Part of a data file

++++++++++

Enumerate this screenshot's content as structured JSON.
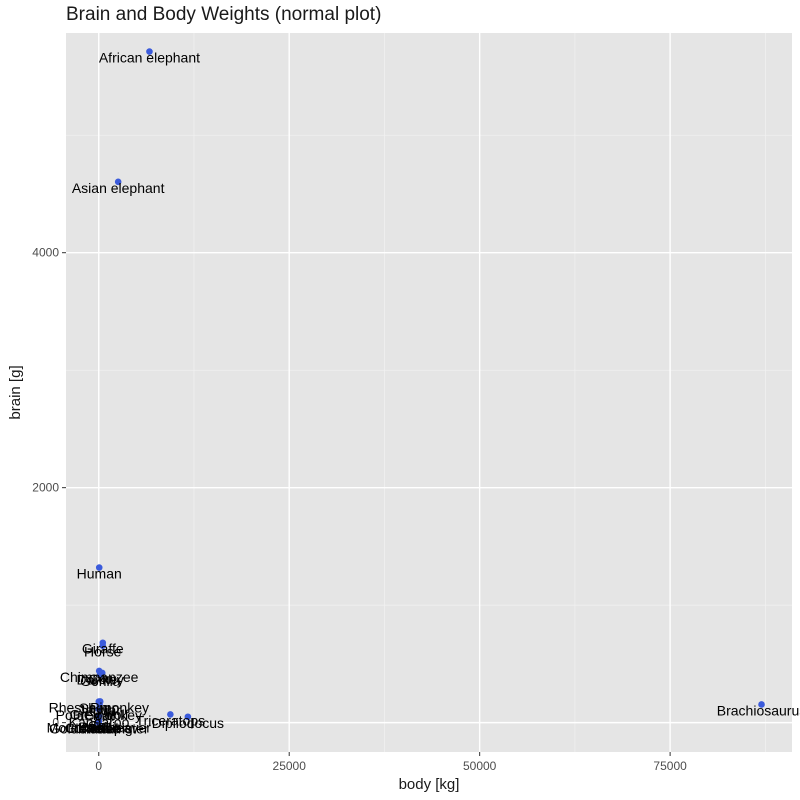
{
  "chart_data": {
    "type": "scatter",
    "title": "Brain and Body Weights (normal plot)",
    "xlabel": "body [kg]",
    "ylabel": "brain [g]",
    "xlim": [
      -4300,
      91000
    ],
    "ylim": [
      -250,
      5870
    ],
    "x_ticks": [
      0,
      25000,
      50000,
      75000
    ],
    "x_tick_labels": [
      "0",
      "25000",
      "50000",
      "75000"
    ],
    "y_ticks": [
      0,
      2000,
      4000
    ],
    "y_tick_labels": [
      "0",
      "2000",
      "4000"
    ],
    "grid": true,
    "point_color": "#3b5bdb",
    "points": [
      {
        "x": 1.35,
        "y": 8.1,
        "label": "Mountain beaver"
      },
      {
        "x": 465,
        "y": 423,
        "label": "Cow"
      },
      {
        "x": 36.33,
        "y": 119.5,
        "label": "Grey wolf"
      },
      {
        "x": 27.66,
        "y": 115,
        "label": "Goat"
      },
      {
        "x": 1.04,
        "y": 5.5,
        "label": "Guinea pig"
      },
      {
        "x": 11700,
        "y": 50,
        "label": "Dipliodocus"
      },
      {
        "x": 2547,
        "y": 4603,
        "label": "Asian elephant"
      },
      {
        "x": 187.1,
        "y": 419,
        "label": "Donkey"
      },
      {
        "x": 521,
        "y": 655,
        "label": "Horse"
      },
      {
        "x": 10,
        "y": 115,
        "label": "Potar monkey"
      },
      {
        "x": 3.3,
        "y": 25.6,
        "label": "Cat"
      },
      {
        "x": 529,
        "y": 680,
        "label": "Giraffe"
      },
      {
        "x": 207,
        "y": 406,
        "label": "Gorilla"
      },
      {
        "x": 62,
        "y": 1320,
        "label": "Human"
      },
      {
        "x": 6654,
        "y": 5712,
        "label": "African elephant"
      },
      {
        "x": 9400,
        "y": 70,
        "label": "Triceratops"
      },
      {
        "x": 6.8,
        "y": 179,
        "label": "Rhesus monkey"
      },
      {
        "x": 35,
        "y": 56,
        "label": "Kangaroo"
      },
      {
        "x": 0.12,
        "y": 1,
        "label": "Golden hamster"
      },
      {
        "x": 0.023,
        "y": 0.4,
        "label": "Mouse"
      },
      {
        "x": 2.5,
        "y": 12.1,
        "label": "Rabbit"
      },
      {
        "x": 55.5,
        "y": 175,
        "label": "Sheep"
      },
      {
        "x": 100,
        "y": 157,
        "label": "Jaguar"
      },
      {
        "x": 52.16,
        "y": 440,
        "label": "Chimpanzee"
      },
      {
        "x": 0.28,
        "y": 1.9,
        "label": "Rat"
      },
      {
        "x": 87000,
        "y": 154.5,
        "label": "Brachiosaurus"
      },
      {
        "x": 0.122,
        "y": 3,
        "label": "Mole"
      },
      {
        "x": 192,
        "y": 180,
        "label": "Pig"
      }
    ]
  }
}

++++++++++

# THE PROBLEM
Gather all lines of the records that include the word "elephant".

# ANSWER
        "label": "Asian elephant"
        "label": "African elephant"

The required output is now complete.